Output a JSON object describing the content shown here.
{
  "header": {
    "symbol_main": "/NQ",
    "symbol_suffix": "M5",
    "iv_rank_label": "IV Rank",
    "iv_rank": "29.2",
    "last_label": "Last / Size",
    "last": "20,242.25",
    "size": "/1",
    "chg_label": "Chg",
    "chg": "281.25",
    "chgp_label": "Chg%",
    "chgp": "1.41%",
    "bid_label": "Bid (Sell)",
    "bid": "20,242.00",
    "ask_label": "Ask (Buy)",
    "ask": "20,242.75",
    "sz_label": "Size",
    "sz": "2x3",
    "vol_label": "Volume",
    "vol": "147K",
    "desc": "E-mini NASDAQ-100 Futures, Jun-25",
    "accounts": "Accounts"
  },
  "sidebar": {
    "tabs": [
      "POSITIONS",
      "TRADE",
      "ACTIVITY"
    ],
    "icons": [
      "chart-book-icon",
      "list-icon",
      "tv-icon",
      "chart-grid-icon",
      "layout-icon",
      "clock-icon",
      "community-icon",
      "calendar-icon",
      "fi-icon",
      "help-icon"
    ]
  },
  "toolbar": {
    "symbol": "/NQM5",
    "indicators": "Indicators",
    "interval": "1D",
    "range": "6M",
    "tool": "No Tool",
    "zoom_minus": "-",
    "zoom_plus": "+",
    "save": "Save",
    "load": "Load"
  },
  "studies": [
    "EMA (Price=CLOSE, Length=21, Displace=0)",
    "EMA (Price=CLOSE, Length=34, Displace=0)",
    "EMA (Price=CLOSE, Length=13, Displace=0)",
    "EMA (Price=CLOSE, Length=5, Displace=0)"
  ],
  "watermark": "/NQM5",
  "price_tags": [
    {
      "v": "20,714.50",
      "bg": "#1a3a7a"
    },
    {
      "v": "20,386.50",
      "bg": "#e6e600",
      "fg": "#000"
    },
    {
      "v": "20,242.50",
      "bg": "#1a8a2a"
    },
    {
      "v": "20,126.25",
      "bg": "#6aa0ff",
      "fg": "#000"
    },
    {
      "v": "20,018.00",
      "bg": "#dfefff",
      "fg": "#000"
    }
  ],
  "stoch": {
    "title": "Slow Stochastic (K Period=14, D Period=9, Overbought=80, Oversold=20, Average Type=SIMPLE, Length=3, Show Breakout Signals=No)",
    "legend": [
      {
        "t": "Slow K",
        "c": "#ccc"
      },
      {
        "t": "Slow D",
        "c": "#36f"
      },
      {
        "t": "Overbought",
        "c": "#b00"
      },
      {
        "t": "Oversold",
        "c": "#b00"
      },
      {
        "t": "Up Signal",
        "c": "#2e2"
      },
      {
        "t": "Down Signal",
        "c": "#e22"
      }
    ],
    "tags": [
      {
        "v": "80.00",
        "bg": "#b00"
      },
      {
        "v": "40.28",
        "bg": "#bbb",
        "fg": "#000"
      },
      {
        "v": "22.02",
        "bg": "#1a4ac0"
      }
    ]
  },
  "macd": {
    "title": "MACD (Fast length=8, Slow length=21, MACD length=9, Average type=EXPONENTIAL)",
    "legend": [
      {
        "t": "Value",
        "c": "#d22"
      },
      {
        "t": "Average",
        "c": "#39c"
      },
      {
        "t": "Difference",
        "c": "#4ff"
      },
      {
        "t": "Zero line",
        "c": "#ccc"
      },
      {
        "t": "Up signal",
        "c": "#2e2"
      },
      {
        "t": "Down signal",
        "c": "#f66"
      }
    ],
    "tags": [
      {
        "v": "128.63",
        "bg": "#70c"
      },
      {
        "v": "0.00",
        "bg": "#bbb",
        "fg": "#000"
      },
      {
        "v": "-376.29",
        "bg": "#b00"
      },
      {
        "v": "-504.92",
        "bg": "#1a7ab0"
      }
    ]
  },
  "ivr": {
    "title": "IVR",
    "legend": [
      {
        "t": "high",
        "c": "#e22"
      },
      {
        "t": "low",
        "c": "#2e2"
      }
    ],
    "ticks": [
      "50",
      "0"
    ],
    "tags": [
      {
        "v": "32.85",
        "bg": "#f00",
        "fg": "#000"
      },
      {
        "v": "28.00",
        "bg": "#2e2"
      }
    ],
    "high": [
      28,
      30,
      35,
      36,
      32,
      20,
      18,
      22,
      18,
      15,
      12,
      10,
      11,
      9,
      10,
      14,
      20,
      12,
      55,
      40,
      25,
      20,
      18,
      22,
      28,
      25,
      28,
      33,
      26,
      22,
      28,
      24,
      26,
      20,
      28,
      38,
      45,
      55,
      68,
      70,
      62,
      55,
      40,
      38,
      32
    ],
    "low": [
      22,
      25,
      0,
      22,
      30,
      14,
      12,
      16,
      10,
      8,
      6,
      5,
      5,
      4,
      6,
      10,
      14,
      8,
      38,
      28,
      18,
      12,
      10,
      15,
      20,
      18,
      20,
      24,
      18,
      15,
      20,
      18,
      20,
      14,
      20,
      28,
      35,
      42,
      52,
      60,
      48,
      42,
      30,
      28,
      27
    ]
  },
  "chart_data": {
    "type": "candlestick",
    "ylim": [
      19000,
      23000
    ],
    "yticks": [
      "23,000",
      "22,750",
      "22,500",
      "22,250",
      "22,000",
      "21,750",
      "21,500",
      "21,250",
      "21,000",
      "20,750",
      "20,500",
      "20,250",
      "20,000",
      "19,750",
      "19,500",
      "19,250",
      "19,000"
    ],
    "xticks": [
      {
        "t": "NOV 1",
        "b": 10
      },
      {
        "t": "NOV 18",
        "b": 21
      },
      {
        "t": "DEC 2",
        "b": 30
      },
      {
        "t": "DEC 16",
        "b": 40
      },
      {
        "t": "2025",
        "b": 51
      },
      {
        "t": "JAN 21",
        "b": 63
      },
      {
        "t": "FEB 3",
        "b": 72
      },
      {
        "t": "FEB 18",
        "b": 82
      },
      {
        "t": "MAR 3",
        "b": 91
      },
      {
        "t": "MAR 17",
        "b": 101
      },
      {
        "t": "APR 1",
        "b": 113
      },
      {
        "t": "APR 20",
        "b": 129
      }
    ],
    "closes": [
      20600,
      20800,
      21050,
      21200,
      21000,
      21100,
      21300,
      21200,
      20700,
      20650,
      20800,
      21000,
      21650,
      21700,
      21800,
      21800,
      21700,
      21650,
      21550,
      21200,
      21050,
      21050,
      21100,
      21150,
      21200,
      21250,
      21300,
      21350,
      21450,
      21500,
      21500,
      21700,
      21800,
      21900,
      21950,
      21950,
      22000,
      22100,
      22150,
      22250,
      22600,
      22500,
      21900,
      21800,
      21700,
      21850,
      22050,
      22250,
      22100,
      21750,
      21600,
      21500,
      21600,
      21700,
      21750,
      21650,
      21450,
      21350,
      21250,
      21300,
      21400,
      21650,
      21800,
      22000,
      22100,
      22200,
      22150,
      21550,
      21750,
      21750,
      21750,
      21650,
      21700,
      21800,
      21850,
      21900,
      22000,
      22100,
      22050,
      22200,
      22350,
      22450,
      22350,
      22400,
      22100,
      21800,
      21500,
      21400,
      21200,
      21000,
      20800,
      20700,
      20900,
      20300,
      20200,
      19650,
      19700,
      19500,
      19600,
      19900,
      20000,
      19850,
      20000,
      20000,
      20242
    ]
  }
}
- - -
Aim of the exercise | All of the data needs to be reproduced exactly, with no line missing.

Answer to the exercise |
Output a JSON object describing the content shown here.
{
  "header": {
    "symbol_main": "/NQ",
    "symbol_suffix": "M5",
    "iv_rank_label": "IV Rank",
    "iv_rank": "29.2",
    "last_label": "Last / Size",
    "last": "20,242.25",
    "size": "/1",
    "chg_label": "Chg",
    "chg": "281.25",
    "chgp_label": "Chg%",
    "chgp": "1.41%",
    "bid_label": "Bid (Sell)",
    "bid": "20,242.00",
    "ask_label": "Ask (Buy)",
    "ask": "20,242.75",
    "sz_label": "Size",
    "sz": "2x3",
    "vol_label": "Volume",
    "vol": "147K",
    "desc": "E-mini NASDAQ-100 Futures, Jun-25",
    "accounts": "Accounts"
  },
  "sidebar": {
    "tabs": [
      "POSITIONS",
      "TRADE",
      "ACTIVITY"
    ],
    "icons": [
      "chart-book-icon",
      "list-icon",
      "tv-icon",
      "chart-grid-icon",
      "layout-icon",
      "clock-icon",
      "community-icon",
      "calendar-icon",
      "fi-icon",
      "help-icon"
    ]
  },
  "toolbar": {
    "symbol": "/NQM5",
    "indicators": "Indicators",
    "interval": "1D",
    "range": "6M",
    "tool": "No Tool",
    "zoom_minus": "-",
    "zoom_plus": "+",
    "save": "Save",
    "load": "Load"
  },
  "studies": [
    "EMA (Price=CLOSE, Length=21, Displace=0)",
    "EMA (Price=CLOSE, Length=34, Displace=0)",
    "EMA (Price=CLOSE, Length=13, Displace=0)",
    "EMA (Price=CLOSE, Length=5, Displace=0)"
  ],
  "watermark": "/NQM5",
  "price_tags": [
    {
      "v": "20,714.50",
      "bg": "#1a3a7a"
    },
    {
      "v": "20,386.50",
      "bg": "#e6e600",
      "fg": "#000"
    },
    {
      "v": "20,242.50",
      "bg": "#1a8a2a"
    },
    {
      "v": "20,126.25",
      "bg": "#6aa0ff",
      "fg": "#000"
    },
    {
      "v": "20,018.00",
      "bg": "#dfefff",
      "fg": "#000"
    }
  ],
  "stoch": {
    "title": "Slow Stochastic (K Period=14, D Period=9, Overbought=80, Oversold=20, Average Type=SIMPLE, Length=3, Show Breakout Signals=No)",
    "legend": [
      {
        "t": "Slow K",
        "c": "#ccc"
      },
      {
        "t": "Slow D",
        "c": "#36f"
      },
      {
        "t": "Overbought",
        "c": "#b00"
      },
      {
        "t": "Oversold",
        "c": "#b00"
      },
      {
        "t": "Up Signal",
        "c": "#2e2"
      },
      {
        "t": "Down Signal",
        "c": "#e22"
      }
    ],
    "tags": [
      {
        "v": "80.00",
        "bg": "#b00"
      },
      {
        "v": "40.28",
        "bg": "#bbb",
        "fg": "#000"
      },
      {
        "v": "22.02",
        "bg": "#1a4ac0"
      }
    ]
  },
  "macd": {
    "title": "MACD (Fast length=8, Slow length=21, MACD length=9, Average type=EXPONENTIAL)",
    "legend": [
      {
        "t": "Value",
        "c": "#d22"
      },
      {
        "t": "Average",
        "c": "#39c"
      },
      {
        "t": "Difference",
        "c": "#4ff"
      },
      {
        "t": "Zero line",
        "c": "#ccc"
      },
      {
        "t": "Up signal",
        "c": "#2e2"
      },
      {
        "t": "Down signal",
        "c": "#f66"
      }
    ],
    "tags": [
      {
        "v": "128.63",
        "bg": "#70c"
      },
      {
        "v": "0.00",
        "bg": "#bbb",
        "fg": "#000"
      },
      {
        "v": "-376.29",
        "bg": "#b00"
      },
      {
        "v": "-504.92",
        "bg": "#1a7ab0"
      }
    ]
  },
  "ivr": {
    "title": "IVR",
    "legend": [
      {
        "t": "high",
        "c": "#e22"
      },
      {
        "t": "low",
        "c": "#2e2"
      }
    ],
    "ticks": [
      "50",
      "0"
    ],
    "tags": [
      {
        "v": "32.85",
        "bg": "#f00",
        "fg": "#000"
      },
      {
        "v": "28.00",
        "bg": "#2e2"
      }
    ],
    "high": [
      28,
      30,
      35,
      36,
      32,
      20,
      18,
      22,
      18,
      15,
      12,
      10,
      11,
      9,
      10,
      14,
      20,
      12,
      55,
      40,
      25,
      20,
      18,
      22,
      28,
      25,
      28,
      33,
      26,
      22,
      28,
      24,
      26,
      20,
      28,
      38,
      45,
      55,
      68,
      70,
      62,
      55,
      40,
      38,
      32
    ],
    "low": [
      22,
      25,
      0,
      22,
      30,
      14,
      12,
      16,
      10,
      8,
      6,
      5,
      5,
      4,
      6,
      10,
      14,
      8,
      38,
      28,
      18,
      12,
      10,
      15,
      20,
      18,
      20,
      24,
      18,
      15,
      20,
      18,
      20,
      14,
      20,
      28,
      35,
      42,
      52,
      60,
      48,
      42,
      30,
      28,
      27
    ]
  },
  "chart_data": {
    "type": "candlestick",
    "ylim": [
      19000,
      23000
    ],
    "yticks": [
      "23,000",
      "22,750",
      "22,500",
      "22,250",
      "22,000",
      "21,750",
      "21,500",
      "21,250",
      "21,000",
      "20,750",
      "20,500",
      "20,250",
      "20,000",
      "19,750",
      "19,500",
      "19,250",
      "19,000"
    ],
    "xticks": [
      {
        "t": "NOV 1",
        "b": 10
      },
      {
        "t": "NOV 18",
        "b": 21
      },
      {
        "t": "DEC 2",
        "b": 30
      },
      {
        "t": "DEC 16",
        "b": 40
      },
      {
        "t": "2025",
        "b": 51
      },
      {
        "t": "JAN 21",
        "b": 63
      },
      {
        "t": "FEB 3",
        "b": 72
      },
      {
        "t": "FEB 18",
        "b": 82
      },
      {
        "t": "MAR 3",
        "b": 91
      },
      {
        "t": "MAR 17",
        "b": 101
      },
      {
        "t": "APR 1",
        "b": 113
      },
      {
        "t": "APR 20",
        "b": 129
      }
    ],
    "closes": [
      20600,
      20800,
      21050,
      21200,
      21000,
      21100,
      21300,
      21200,
      20700,
      20650,
      20800,
      21000,
      21650,
      21700,
      21800,
      21800,
      21700,
      21650,
      21550,
      21200,
      21050,
      21050,
      21100,
      21150,
      21200,
      21250,
      21300,
      21350,
      21450,
      21500,
      21500,
      21700,
      21800,
      21900,
      21950,
      21950,
      22000,
      22100,
      22150,
      22250,
      22600,
      22500,
      21900,
      21800,
      21700,
      21850,
      22050,
      22250,
      22100,
      21750,
      21600,
      21500,
      21600,
      21700,
      21750,
      21650,
      21450,
      21350,
      21250,
      21300,
      21400,
      21650,
      21800,
      22000,
      22100,
      22200,
      22150,
      21550,
      21750,
      21750,
      21750,
      21650,
      21700,
      21800,
      21850,
      21900,
      22000,
      22100,
      22050,
      22200,
      22350,
      22450,
      22350,
      22400,
      22100,
      21800,
      21500,
      21400,
      21200,
      21000,
      20800,
      20700,
      20900,
      20300,
      20200,
      19650,
      19700,
      19500,
      19600,
      19900,
      20000,
      19850,
      20000,
      20000,
      20242
    ]
  }
}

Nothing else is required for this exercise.